A worker process is a host. A job type is the actual task implementation. Many job types can live in one worker binary when they share dependencies and scaling needs; a new binary is added when isolation helps (native libraries, memory, deploy cadence, or pipeline usage).

Scheduling Modes

Each job selects exactly one mode through its options:

Mode	Behavior	Typical use
One-shot	Runs once, then completes	Image variant generation triggered by an upload
Continuous	Runs repeatedly on an interval until stopped; honors per-run timeouts and restart	Integration orchestration, change-feed subscription
Recurring	Runs on a fixed interval (`recur_every`) with a per-run timeout	Scheduled vendor extracts (e.g. HOBO time-frame pulls)
Queued	One-shot jobs executed one at a time per named queue	Work that must not overlap within a queue

The scheduler enforces timeouts, reschedules according to the mode, and records run history. Job-type code should match the mode it is deployed with: one-shots finish promptly; continuous jobs must respond to stop signals; queued jobs assume no concurrent runs in the same queue.

How a Job Runs

At a high level, work flows from configuration through the scheduler to workers and back:

---
config:
  flowchart:
    nodeSpacing: 40
    rankSpacing: 60
    padding: 16
---
flowchart TB
    subgraph Sources["Job sources"]
        TOML["jobs.toml<br/>(TOML provider)"]
        Integ["Integration registrations<br/>(Platform API)"]
        RPC["Scheduler RPC<br/>(create / manage jobs)"]
    end

    subgraph Scheduler["Job scheduler"]
        Providers["Job providers"]
        Controllers["Job controllers<br/>(one per job)"]
        RPCSvc["Connect-RPC service"]
    end

    subgraph Messaging["Worker messaging (NATS)"]
        Bus["StartJob · StopJob · status events"]
    end

    subgraph Workers["Worker processes"]
        Backend["backend worker"]
        Extract["extract worker"]
        Load["load worker"]
    end

    subgraph Work["Job types"]
        Img["Image variants"]
        Orch["Integration orchestration"]
        Ext["Vendor extracts · prepare"]
        LoadJ["Influx load"]
        Sync["Metadata sync"]
    end

    subgraph Platform["Platform & external"]
        API["API Server"]
        Stores["Object stores · databases · mail · vendors"]
    end

    TOML --> Providers
    Integ --> Providers
    RPC --> RPCSvc
    Providers --> Controllers
    RPCSvc --> Controllers

    Controllers <-->|"dispatch & status"| Bus
    Bus <-->|"queue group"| Backend
    Bus <-->|"queue group"| Extract
    Bus <-->|"queue group"| Load

    Backend --> Img
    Backend --> Orch
    Backend --> Sync
    Extract --> Ext
    Load --> LoadJ

    Img --> API
    Orch --> API
    Sync --> API
    Ext --> API
    Backend --> Stores
    Extract --> Stores
    Load --> Stores

Registration — Job providers load job definitions (from jobs.toml, integration registrations, or RPC). Each job gets a controller in the scheduler.

● SOURCE DATA
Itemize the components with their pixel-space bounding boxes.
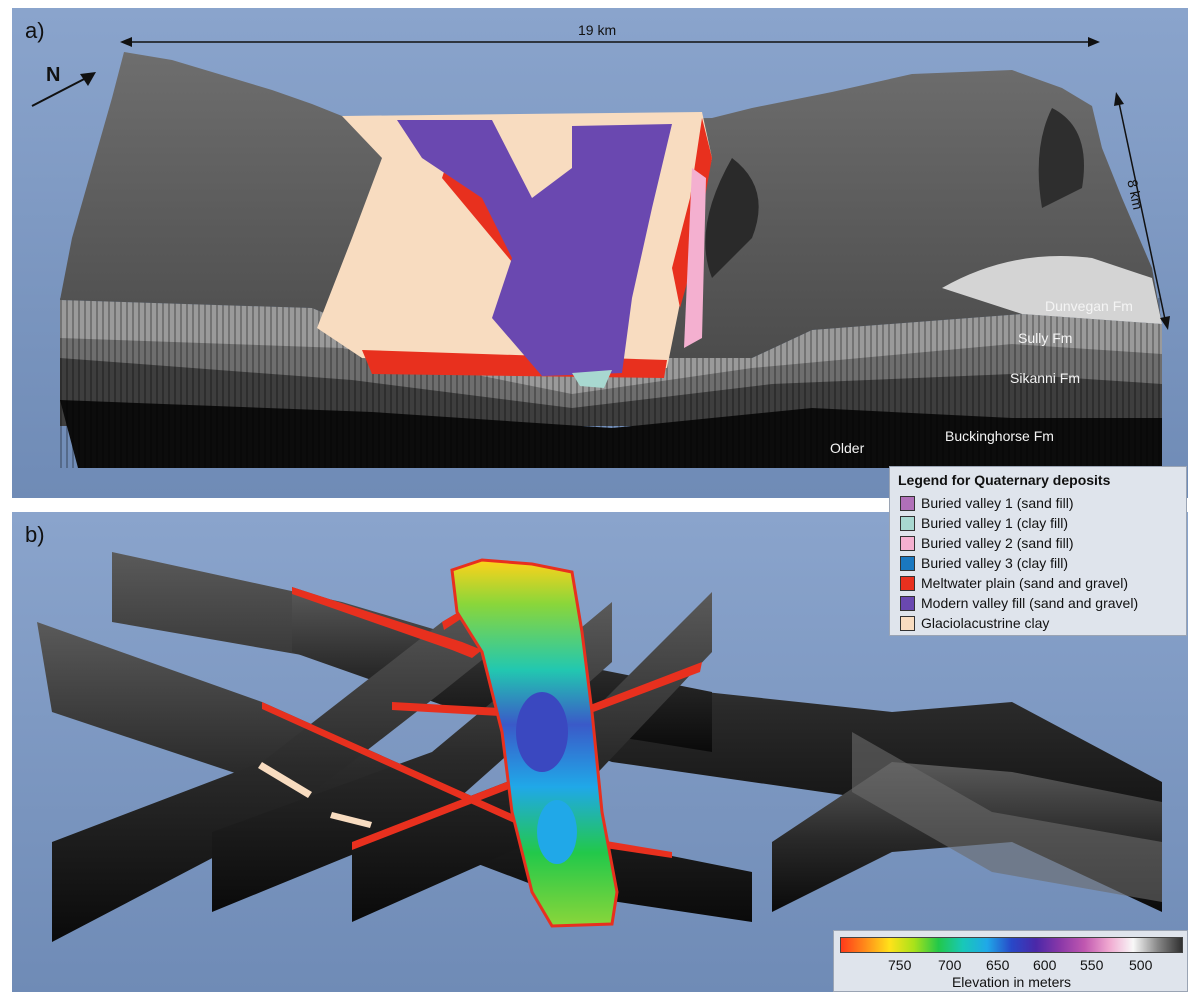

● CHALLENGES
- A) Answer these questions using the job scheduler text, one answer per line, marked the same way:
(i) Which scheduling mode runs one-shot jobs one at a time per named queue?
(ii) What messaging system links the job controllers to the worker processes in the diagram?
(iii) Which worker leads to the Influx load job type?
- B) Decide whether each statement agrees with the job scheduler text. Answer yes or no, and quote the words from the text that settle it.
(i) A job may choose more than one scheduling mode.
(ii) Continuous jobs have to respond to stop signals.
(iii) The scheduler gives each job its own controller.
- C) Print the job scheduler text between "Each job selects" and "HOBO time-frame pulls)", inclusive.

● RESPONSES TO THE TASKS
- A)
(i) Queued
(ii) NATS
(iii) The load worker

- B)
(i) No: "Each job selects exactly one mode through its options"
(ii) Yes: "continuous jobs must respond to stop signals"
(iii) Yes: "Each job gets a controller in the scheduler."

- C)
Each job selects exactly one mode through its options:

Mode	Behavior	Typical use
One-shot	Runs once, then completes	Image variant generation triggered by an upload
Continuous	Runs repeatedly on an interval until stopped; honors per-run timeouts and restart	Integration orchestration, change-feed subscription
Recurring	Runs on a fixed interval (`recur_every`) with a per-run timeout	Scheduled vendor extracts (e.g. HOBO time-frame pulls)